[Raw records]
..........
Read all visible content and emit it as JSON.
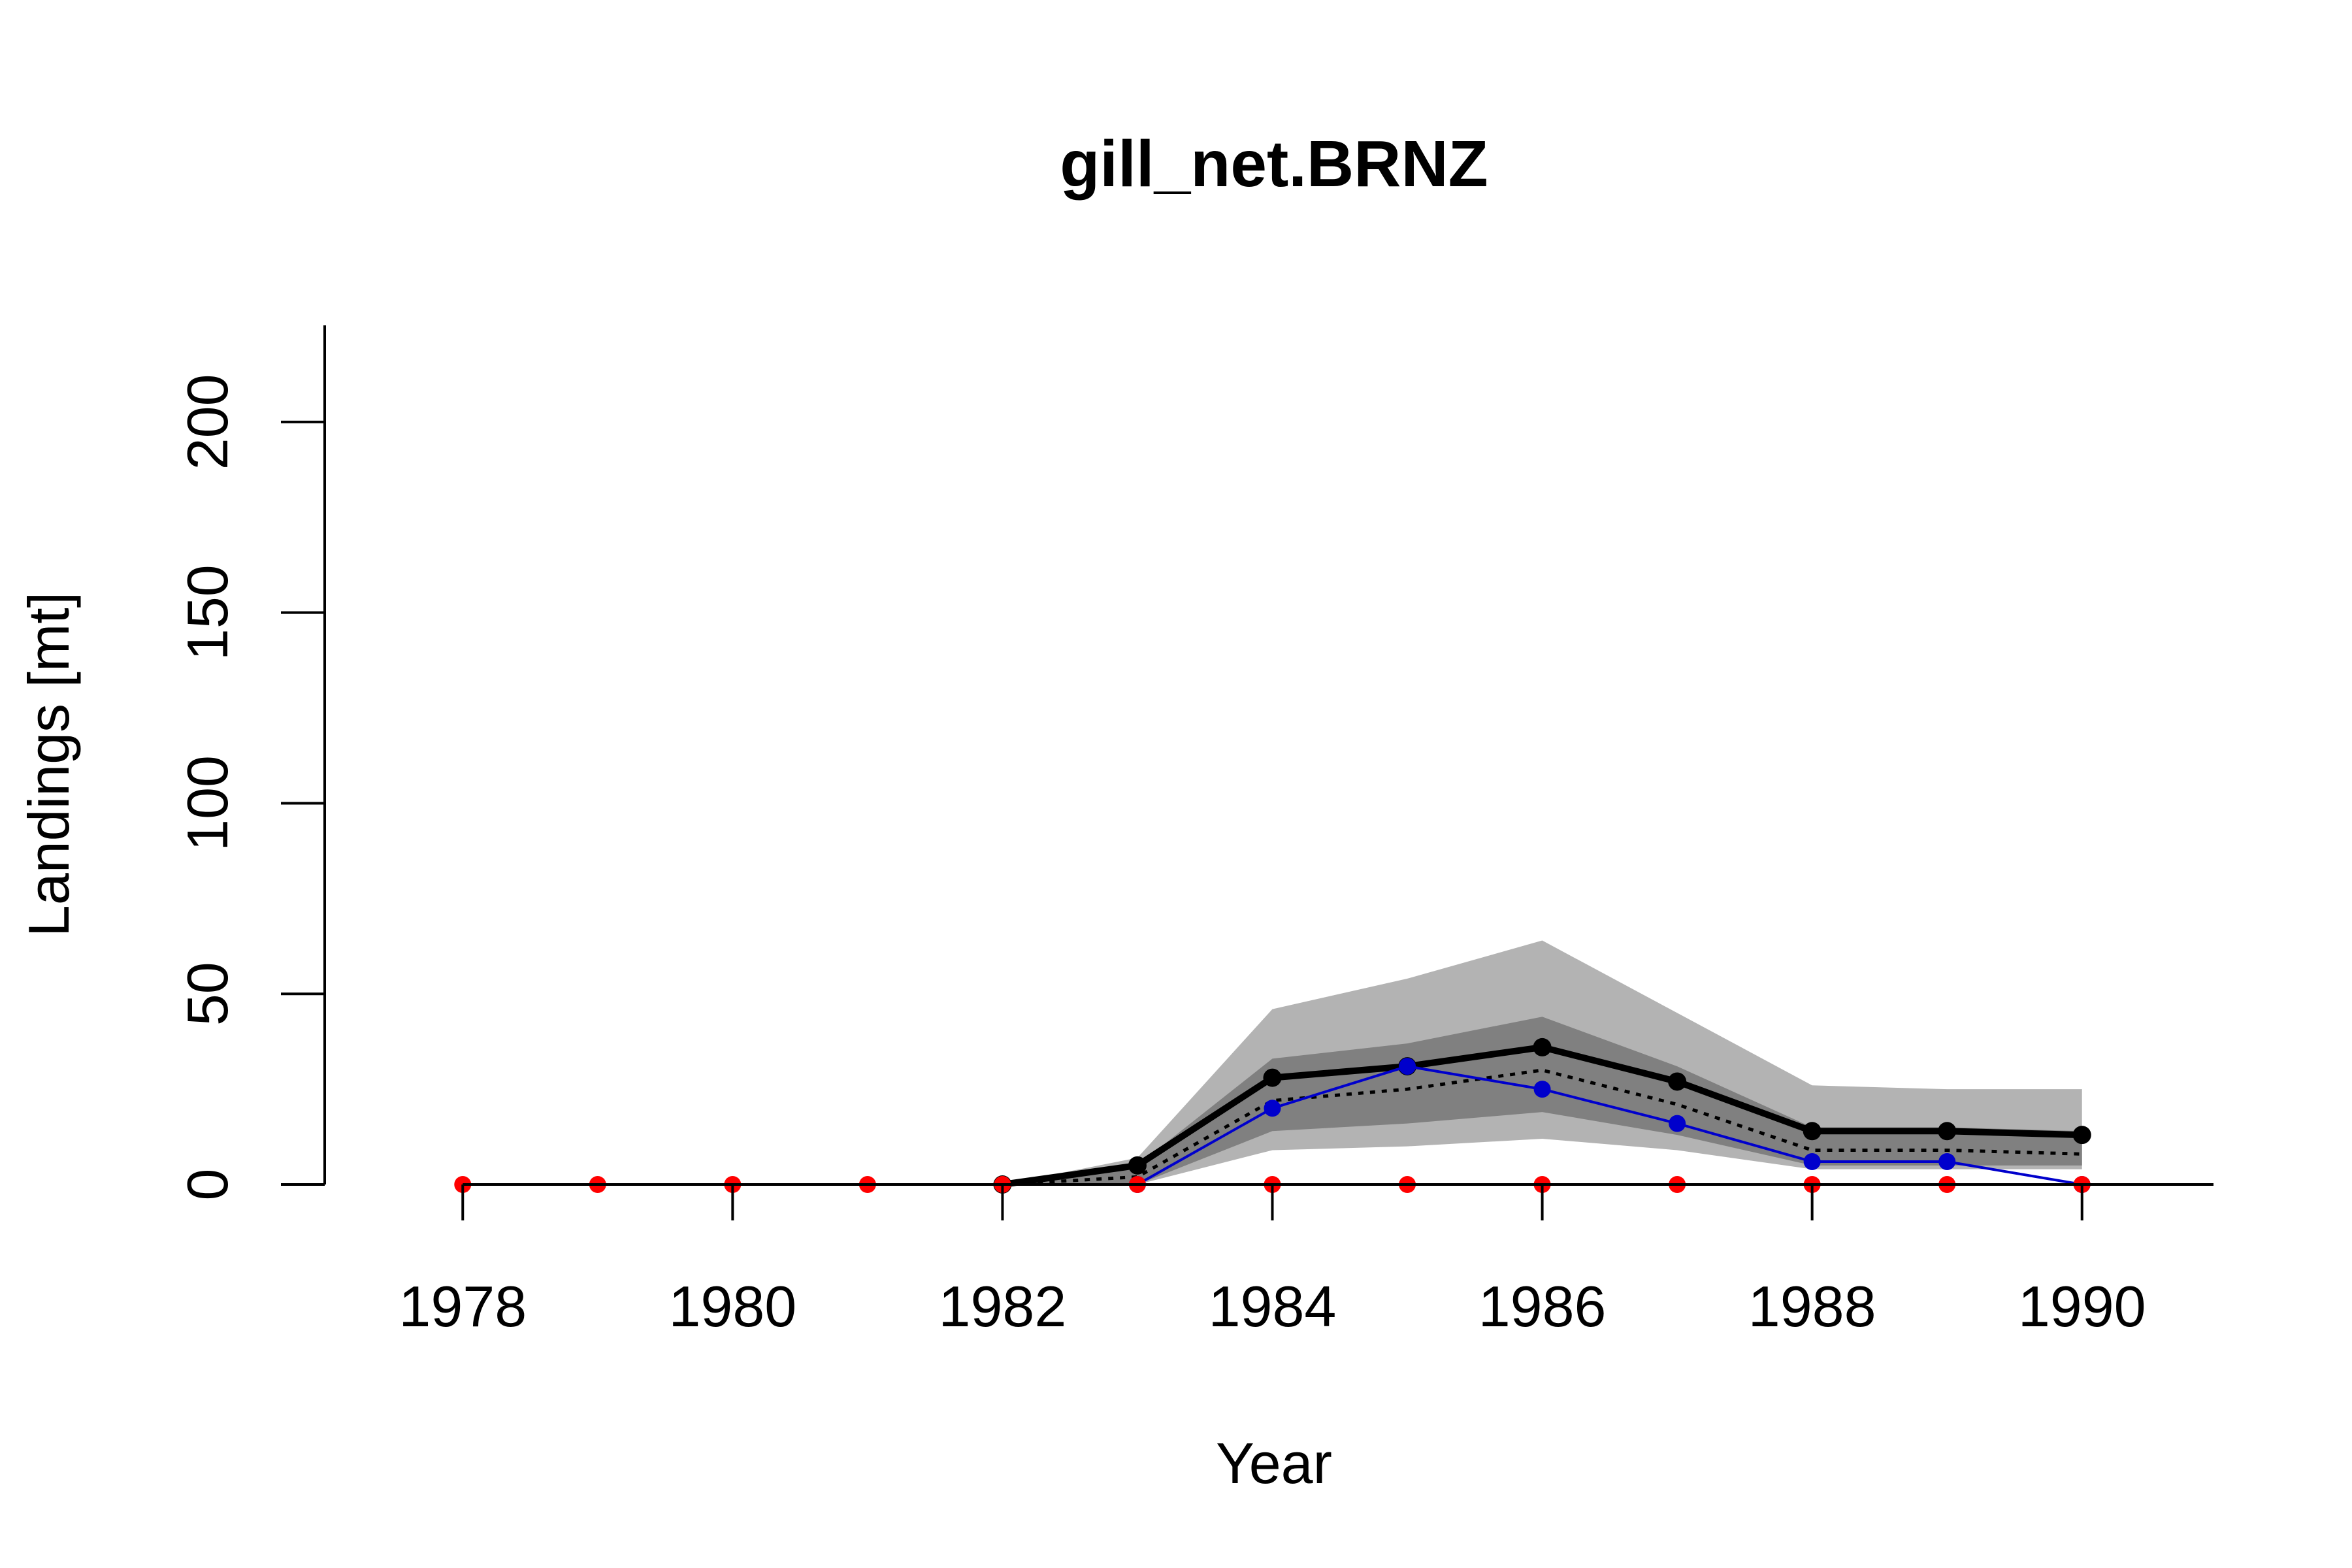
{
  "chart_data": {
    "type": "line",
    "title": "gill_net.BRNZ",
    "xlabel": "Year",
    "ylabel": "Landings [mt]",
    "xlim": [
      1977.5,
      1990.5
    ],
    "ylim": [
      0,
      225
    ],
    "x_ticks": [
      "1978",
      "1980",
      "1982",
      "1984",
      "1986",
      "1988",
      "1990"
    ],
    "y_ticks": [
      "0",
      "50",
      "100",
      "150",
      "200"
    ],
    "grid": false,
    "legend": "none",
    "x": [
      1978,
      1979,
      1980,
      1981,
      1982,
      1983,
      1984,
      1985,
      1986,
      1987,
      1988,
      1989,
      1990
    ],
    "bands": [
      {
        "color": "#b3b3b3",
        "x": [
          1982,
          1983,
          1984,
          1985,
          1986,
          1987,
          1988,
          1989,
          1990
        ],
        "lower": [
          0,
          0,
          9,
          10,
          12,
          9,
          4,
          4,
          4
        ],
        "upper": [
          0,
          7,
          46,
          54,
          64,
          45,
          26,
          25,
          25
        ]
      },
      {
        "color": "#808080",
        "x": [
          1982,
          1983,
          1984,
          1985,
          1986,
          1987,
          1988,
          1989,
          1990
        ],
        "lower": [
          0,
          0,
          14,
          16,
          19,
          13,
          5,
          5,
          5
        ],
        "upper": [
          0,
          5,
          33,
          37,
          44,
          31,
          15,
          15,
          14
        ]
      }
    ],
    "series": [
      {
        "color": "#000000",
        "style": "dotted",
        "x": [
          1982,
          1983,
          1984,
          1985,
          1986,
          1987,
          1988,
          1989,
          1990
        ],
        "values": [
          0,
          2,
          22,
          25,
          30,
          21,
          9,
          9,
          8
        ]
      },
      {
        "color": "#000000",
        "style": "bold-points",
        "x": [
          1982,
          1983,
          1984,
          1985,
          1986,
          1987,
          1988,
          1989,
          1990
        ],
        "values": [
          0,
          5,
          28,
          31,
          36,
          27,
          14,
          14,
          13
        ]
      },
      {
        "color": "#0000cc",
        "style": "thin-points",
        "x": [
          1983,
          1984,
          1985,
          1986,
          1987,
          1988,
          1989,
          1990
        ],
        "values": [
          0,
          20,
          31,
          25,
          16,
          6,
          6,
          0
        ]
      },
      {
        "color": "#ff0000",
        "style": "thin-points",
        "x": [
          1978,
          1979,
          1980,
          1981,
          1982,
          1983,
          1984,
          1985,
          1986,
          1987,
          1988,
          1989,
          1990
        ],
        "values": [
          0,
          0,
          0,
          0,
          0,
          0,
          0,
          0,
          0,
          0,
          0,
          0,
          0
        ]
      }
    ]
  }
}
..........
- Instructions for the task -
Check each line in the records for the word "color" and say how many have it, with nothing else.

- The result -
6